**SET EXERCISE**
Your task is to copy the listing exactly, with the pictures left out.

::: THE INPUT

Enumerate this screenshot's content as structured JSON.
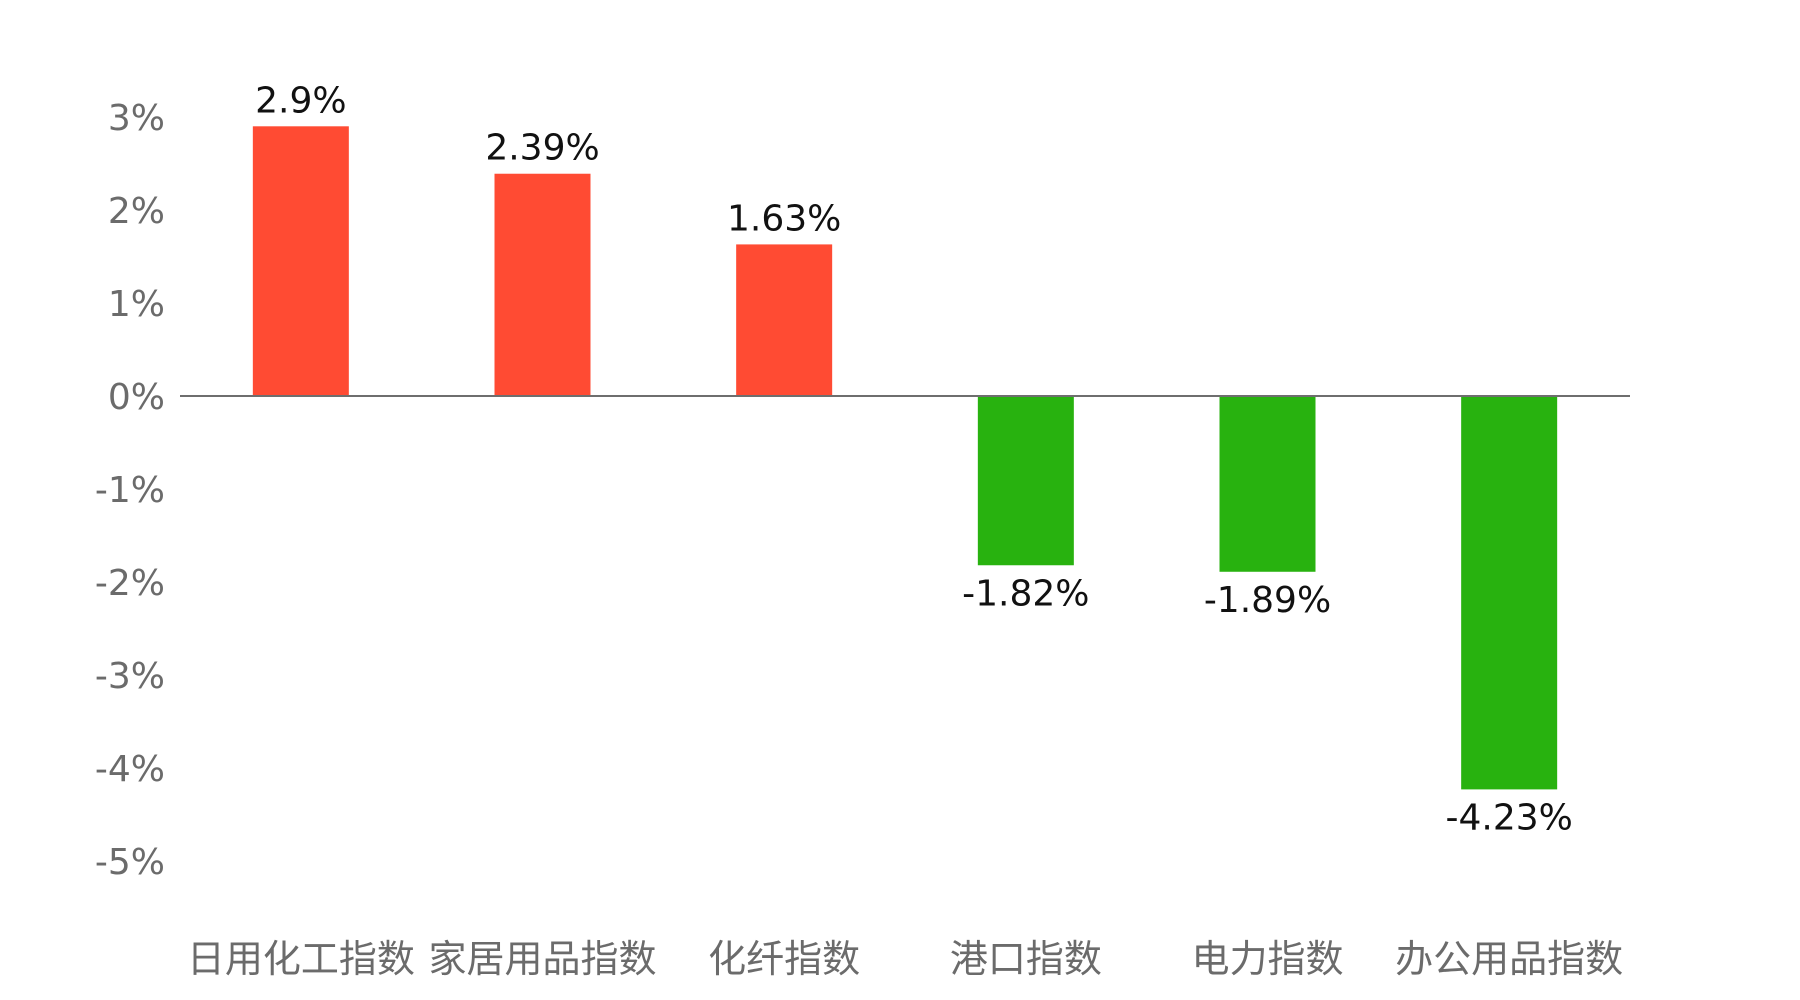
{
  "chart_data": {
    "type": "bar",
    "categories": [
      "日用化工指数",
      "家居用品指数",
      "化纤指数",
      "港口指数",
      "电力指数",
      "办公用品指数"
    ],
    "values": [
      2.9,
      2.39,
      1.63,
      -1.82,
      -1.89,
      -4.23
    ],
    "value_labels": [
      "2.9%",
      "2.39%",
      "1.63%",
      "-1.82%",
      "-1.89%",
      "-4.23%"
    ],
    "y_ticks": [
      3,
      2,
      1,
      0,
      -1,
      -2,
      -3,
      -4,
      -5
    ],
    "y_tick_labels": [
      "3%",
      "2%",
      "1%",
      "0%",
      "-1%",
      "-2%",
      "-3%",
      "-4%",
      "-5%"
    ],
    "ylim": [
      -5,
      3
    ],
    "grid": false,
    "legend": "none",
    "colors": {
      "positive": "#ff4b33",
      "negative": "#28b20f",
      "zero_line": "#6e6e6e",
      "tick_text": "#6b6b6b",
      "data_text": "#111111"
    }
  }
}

::::::

**CORRECT RESULT**
Enumerate this screenshot's content as structured JSON.
{
  "chart_data": {
    "type": "bar",
    "categories": [
      "日用化工指数",
      "家居用品指数",
      "化纤指数",
      "港口指数",
      "电力指数",
      "办公用品指数"
    ],
    "values": [
      2.9,
      2.39,
      1.63,
      -1.82,
      -1.89,
      -4.23
    ],
    "value_labels": [
      "2.9%",
      "2.39%",
      "1.63%",
      "-1.82%",
      "-1.89%",
      "-4.23%"
    ],
    "y_ticks": [
      3,
      2,
      1,
      0,
      -1,
      -2,
      -3,
      -4,
      -5
    ],
    "y_tick_labels": [
      "3%",
      "2%",
      "1%",
      "0%",
      "-1%",
      "-2%",
      "-3%",
      "-4%",
      "-5%"
    ],
    "ylim": [
      -5,
      3
    ],
    "grid": false,
    "legend": "none",
    "colors": {
      "positive": "#ff4b33",
      "negative": "#28b20f",
      "zero_line": "#6e6e6e",
      "tick_text": "#6b6b6b",
      "data_text": "#111111"
    }
  }
}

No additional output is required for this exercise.